Strip the pictures and reproduce the rest of the listing exactly.

Stored records:
• • • • •
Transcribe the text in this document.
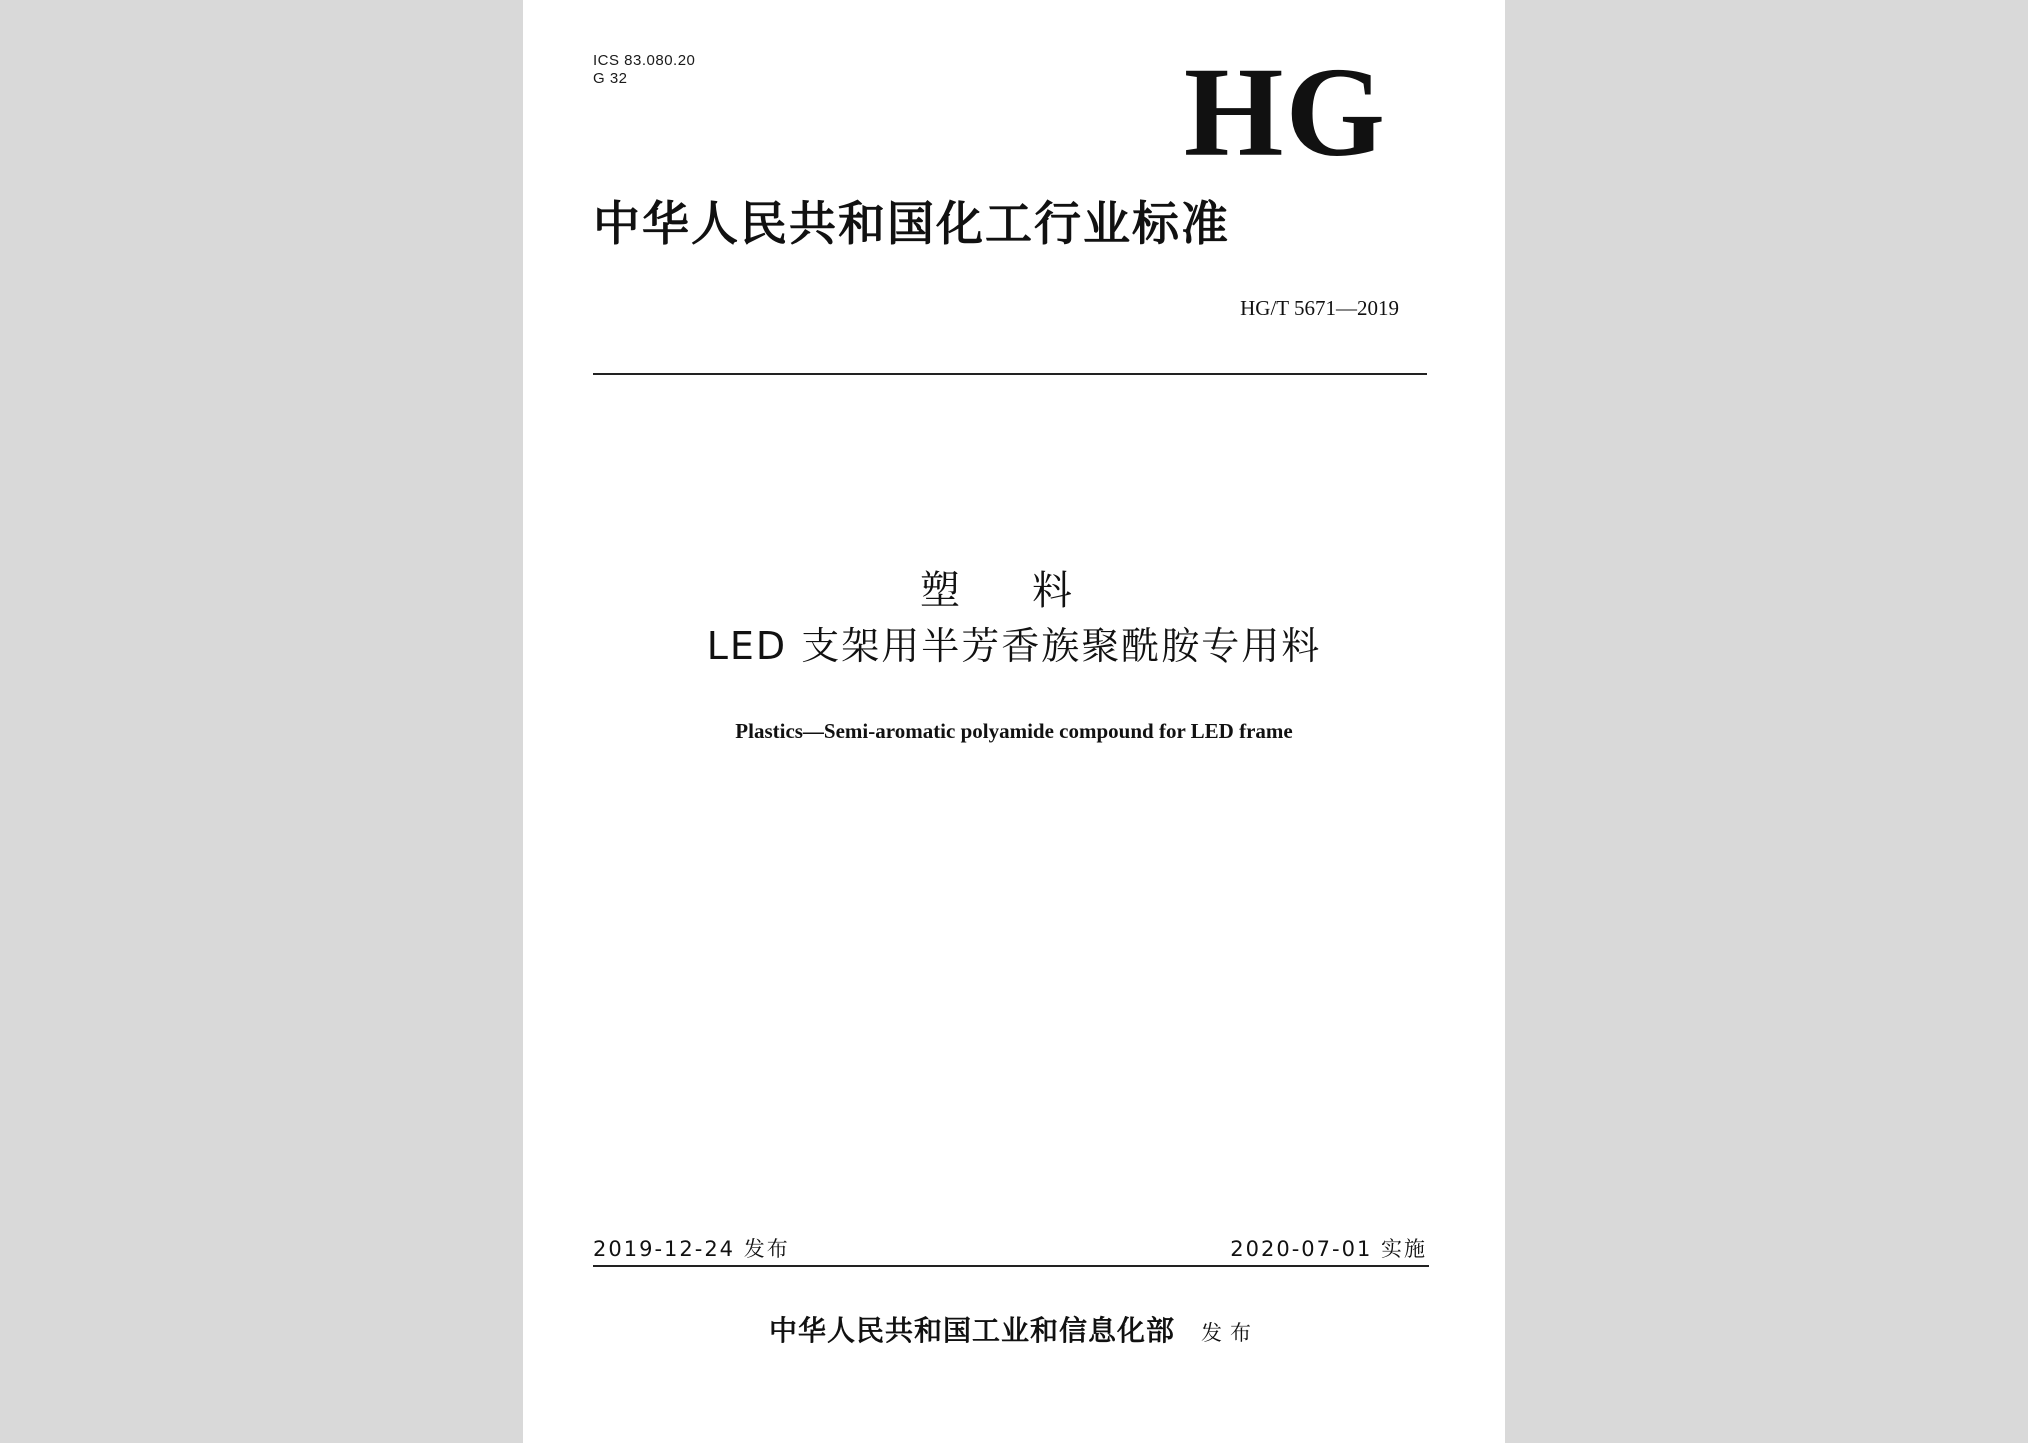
ICS 83.080.20
G 32	HG
中华人民共和国化工行业标准
HG/T 5671—2019
塑料
LED 支架用半芳香族聚酰胺专用料
Plastics—Semi-aromatic polyamide compound for LED frame
2019-12-24 发布	2020-07-01 实施
中华人民共和国工业和信息化部 发布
• • • • •
» **TASK ANSWER**
Transcribe the text in this document.
ICS 83.080.20
G 32	HG
中华人民共和国化工行业标准
HG/T 5671—2019
塑料
LED 支架用半芳香族聚酰胺专用料
Plastics—Semi-aromatic polyamide compound for LED frame
2019-12-24 发布	2020-07-01 实施
中华人民共和国工业和信息化部 发布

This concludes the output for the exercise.